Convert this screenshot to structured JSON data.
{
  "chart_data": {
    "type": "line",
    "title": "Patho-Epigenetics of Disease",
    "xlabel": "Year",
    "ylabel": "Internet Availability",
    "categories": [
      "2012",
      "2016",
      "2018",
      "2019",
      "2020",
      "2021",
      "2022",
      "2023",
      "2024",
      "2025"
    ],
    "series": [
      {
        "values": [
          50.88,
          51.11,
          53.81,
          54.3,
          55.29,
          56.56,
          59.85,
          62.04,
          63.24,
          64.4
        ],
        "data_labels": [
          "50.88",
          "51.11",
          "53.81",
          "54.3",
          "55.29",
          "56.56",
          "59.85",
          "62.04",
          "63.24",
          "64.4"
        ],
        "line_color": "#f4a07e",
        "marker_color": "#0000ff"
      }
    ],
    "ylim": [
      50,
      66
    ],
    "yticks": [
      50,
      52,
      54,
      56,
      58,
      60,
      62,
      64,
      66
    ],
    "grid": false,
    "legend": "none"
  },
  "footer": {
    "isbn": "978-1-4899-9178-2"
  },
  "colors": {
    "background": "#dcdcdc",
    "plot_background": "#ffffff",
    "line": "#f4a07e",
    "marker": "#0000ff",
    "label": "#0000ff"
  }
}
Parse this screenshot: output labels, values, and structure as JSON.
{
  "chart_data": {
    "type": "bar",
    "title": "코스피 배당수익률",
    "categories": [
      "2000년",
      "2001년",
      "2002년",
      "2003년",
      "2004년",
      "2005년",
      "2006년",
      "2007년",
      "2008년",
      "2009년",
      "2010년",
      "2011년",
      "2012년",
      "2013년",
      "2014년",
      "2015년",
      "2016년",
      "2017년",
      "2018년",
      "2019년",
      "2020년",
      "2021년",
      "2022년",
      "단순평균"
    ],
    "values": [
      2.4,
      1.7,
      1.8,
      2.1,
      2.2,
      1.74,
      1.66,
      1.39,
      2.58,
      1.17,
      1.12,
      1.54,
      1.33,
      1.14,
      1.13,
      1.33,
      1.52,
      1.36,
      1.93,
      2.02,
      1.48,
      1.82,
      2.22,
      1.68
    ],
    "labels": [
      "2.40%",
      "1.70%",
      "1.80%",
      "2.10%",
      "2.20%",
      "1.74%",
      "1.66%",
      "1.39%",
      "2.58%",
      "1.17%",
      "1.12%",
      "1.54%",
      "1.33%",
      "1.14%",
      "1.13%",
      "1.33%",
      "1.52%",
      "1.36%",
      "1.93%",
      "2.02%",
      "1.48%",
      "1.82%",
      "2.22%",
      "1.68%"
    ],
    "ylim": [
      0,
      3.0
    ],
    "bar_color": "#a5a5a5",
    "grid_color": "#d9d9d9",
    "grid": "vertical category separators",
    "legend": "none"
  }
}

--

**To be done**
Print the material above once more, exactly.

**Answer for this exercise**
Convert this screenshot to structured JSON data.
{
  "chart_data": {
    "type": "line",
    "title": "Patho-Epigenetics of Disease",
    "xlabel": "Year",
    "ylabel": "Internet Availability",
    "categories": [
      "2012",
      "2016",
      "2018",
      "2019",
      "2020",
      "2021",
      "2022",
      "2023",
      "2024",
      "2025"
    ],
    "series": [
      {
        "values": [
          50.88,
          51.11,
          53.81,
          54.3,
          55.29,
          56.56,
          59.85,
          62.04,
          63.24,
          64.4
        ],
        "data_labels": [
          "50.88",
          "51.11",
          "53.81",
          "54.3",
          "55.29",
          "56.56",
          "59.85",
          "62.04",
          "63.24",
          "64.4"
        ],
        "line_color": "#f4a07e",
        "marker_color": "#0000ff"
      }
    ],
    "ylim": [
      50,
      66
    ],
    "yticks": [
      50,
      52,
      54,
      56,
      58,
      60,
      62,
      64,
      66
    ],
    "grid": false,
    "legend": "none"
  },
  "footer": {
    "isbn": "978-1-4899-9178-2"
  },
  "colors": {
    "background": "#dcdcdc",
    "plot_background": "#ffffff",
    "line": "#f4a07e",
    "marker": "#0000ff",
    "label": "#0000ff"
  }
}
Parse this screenshot: output labels, values, and structure as JSON.
{
  "chart_data": {
    "type": "bar",
    "title": "코스피 배당수익률",
    "categories": [
      "2000년",
      "2001년",
      "2002년",
      "2003년",
      "2004년",
      "2005년",
      "2006년",
      "2007년",
      "2008년",
      "2009년",
      "2010년",
      "2011년",
      "2012년",
      "2013년",
      "2014년",
      "2015년",
      "2016년",
      "2017년",
      "2018년",
      "2019년",
      "2020년",
      "2021년",
      "2022년",
      "단순평균"
    ],
    "values": [
      2.4,
      1.7,
      1.8,
      2.1,
      2.2,
      1.74,
      1.66,
      1.39,
      2.58,
      1.17,
      1.12,
      1.54,
      1.33,
      1.14,
      1.13,
      1.33,
      1.52,
      1.36,
      1.93,
      2.02,
      1.48,
      1.82,
      2.22,
      1.68
    ],
    "labels": [
      "2.40%",
      "1.70%",
      "1.80%",
      "2.10%",
      "2.20%",
      "1.74%",
      "1.66%",
      "1.39%",
      "2.58%",
      "1.17%",
      "1.12%",
      "1.54%",
      "1.33%",
      "1.14%",
      "1.13%",
      "1.33%",
      "1.52%",
      "1.36%",
      "1.93%",
      "2.02%",
      "1.48%",
      "1.82%",
      "2.22%",
      "1.68%"
    ],
    "ylim": [
      0,
      3.0
    ],
    "bar_color": "#a5a5a5",
    "grid_color": "#d9d9d9",
    "grid": "vertical category separators",
    "legend": "none"
  }
}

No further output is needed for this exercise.